— start THE INPUT —

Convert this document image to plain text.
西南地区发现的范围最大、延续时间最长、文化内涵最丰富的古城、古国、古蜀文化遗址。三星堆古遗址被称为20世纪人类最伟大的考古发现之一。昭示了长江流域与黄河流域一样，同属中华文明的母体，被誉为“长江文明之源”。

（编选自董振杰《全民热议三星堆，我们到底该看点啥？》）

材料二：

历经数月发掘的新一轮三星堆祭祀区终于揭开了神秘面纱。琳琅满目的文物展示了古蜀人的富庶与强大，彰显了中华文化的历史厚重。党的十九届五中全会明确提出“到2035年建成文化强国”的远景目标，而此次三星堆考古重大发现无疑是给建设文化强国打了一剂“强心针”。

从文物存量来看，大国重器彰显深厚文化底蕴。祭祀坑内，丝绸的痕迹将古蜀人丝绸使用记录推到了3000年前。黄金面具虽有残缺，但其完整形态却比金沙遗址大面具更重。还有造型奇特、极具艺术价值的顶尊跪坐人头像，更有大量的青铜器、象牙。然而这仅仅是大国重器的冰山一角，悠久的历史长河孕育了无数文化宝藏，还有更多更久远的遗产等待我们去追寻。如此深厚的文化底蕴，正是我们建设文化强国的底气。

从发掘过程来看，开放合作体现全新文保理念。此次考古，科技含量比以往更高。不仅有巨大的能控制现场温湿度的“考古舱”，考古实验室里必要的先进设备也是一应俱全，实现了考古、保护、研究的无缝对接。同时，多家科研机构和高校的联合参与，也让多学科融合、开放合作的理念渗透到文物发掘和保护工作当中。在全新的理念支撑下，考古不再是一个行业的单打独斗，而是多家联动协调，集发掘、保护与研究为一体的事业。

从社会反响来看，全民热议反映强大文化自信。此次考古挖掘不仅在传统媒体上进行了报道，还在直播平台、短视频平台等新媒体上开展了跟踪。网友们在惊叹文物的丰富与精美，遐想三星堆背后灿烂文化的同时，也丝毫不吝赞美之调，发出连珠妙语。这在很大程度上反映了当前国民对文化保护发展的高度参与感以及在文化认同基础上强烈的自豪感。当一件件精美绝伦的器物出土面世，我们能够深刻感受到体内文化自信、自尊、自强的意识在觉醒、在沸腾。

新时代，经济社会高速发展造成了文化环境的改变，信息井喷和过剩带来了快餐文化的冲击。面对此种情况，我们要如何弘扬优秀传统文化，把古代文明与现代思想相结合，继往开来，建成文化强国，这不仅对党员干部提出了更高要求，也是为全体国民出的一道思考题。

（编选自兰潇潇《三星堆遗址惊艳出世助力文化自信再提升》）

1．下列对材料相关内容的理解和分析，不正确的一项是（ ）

— end THE INPUT —

Above are some records. Print them all exactly.

RESULT OF THE EXERCISE:
Convert this document image to plain text.
西南地区发现的范围最大、延续时间最长、文化内涵最丰富的古城、古国、古蜀文化遗址。三星堆古遗址被称为20世纪人类最伟大的考古发现之一。昭示了长江流域与黄河流域一样，同属中华文明的母体，被誉为“长江文明之源”。

（编选自董振杰《全民热议三星堆，我们到底该看点啥？》）

材料二：

历经数月发掘的新一轮三星堆祭祀区终于揭开了神秘面纱。琳琅满目的文物展示了古蜀人的富庶与强大，彰显了中华文化的历史厚重。党的十九届五中全会明确提出“到2035年建成文化强国”的远景目标，而此次三星堆考古重大发现无疑是给建设文化强国打了一剂“强心针”。

从文物存量来看，大国重器彰显深厚文化底蕴。祭祀坑内，丝绸的痕迹将古蜀人丝绸使用记录推到了3000年前。黄金面具虽有残缺，但其完整形态却比金沙遗址大面具更重。还有造型奇特、极具艺术价值的顶尊跪坐人头像，更有大量的青铜器、象牙。然而这仅仅是大国重器的冰山一角，悠久的历史长河孕育了无数文化宝藏，还有更多更久远的遗产等待我们去追寻。如此深厚的文化底蕴，正是我们建设文化强国的底气。

从发掘过程来看，开放合作体现全新文保理念。此次考古，科技含量比以往更高。不仅有巨大的能控制现场温湿度的“考古舱”，考古实验室里必要的先进设备也是一应俱全，实现了考古、保护、研究的无缝对接。同时，多家科研机构和高校的联合参与，也让多学科融合、开放合作的理念渗透到文物发掘和保护工作当中。在全新的理念支撑下，考古不再是一个行业的单打独斗，而是多家联动协调，集发掘、保护与研究为一体的事业。

从社会反响来看，全民热议反映强大文化自信。此次考古挖掘不仅在传统媒体上进行了报道，还在直播平台、短视频平台等新媒体上开展了跟踪。网友们在惊叹文物的丰富与精美，遐想三星堆背后灿烂文化的同时，也丝毫不吝赞美之调，发出连珠妙语。这在很大程度上反映了当前国民对文化保护发展的高度参与感以及在文化认同基础上强烈的自豪感。当一件件精美绝伦的器物出土面世，我们能够深刻感受到体内文化自信、自尊、自强的意识在觉醒、在沸腾。

新时代，经济社会高速发展造成了文化环境的改变，信息井喷和过剩带来了快餐文化的冲击。面对此种情况，我们要如何弘扬优秀传统文化，把古代文明与现代思想相结合，继往开来，建成文化强国，这不仅对党员干部提出了更高要求，也是为全体国民出的一道思考题。

（编选自兰潇潇《三星堆遗址惊艳出世助力文化自信再提升》）

1．下列对材料相关内容的理解和分析，不正确的一项是（ ）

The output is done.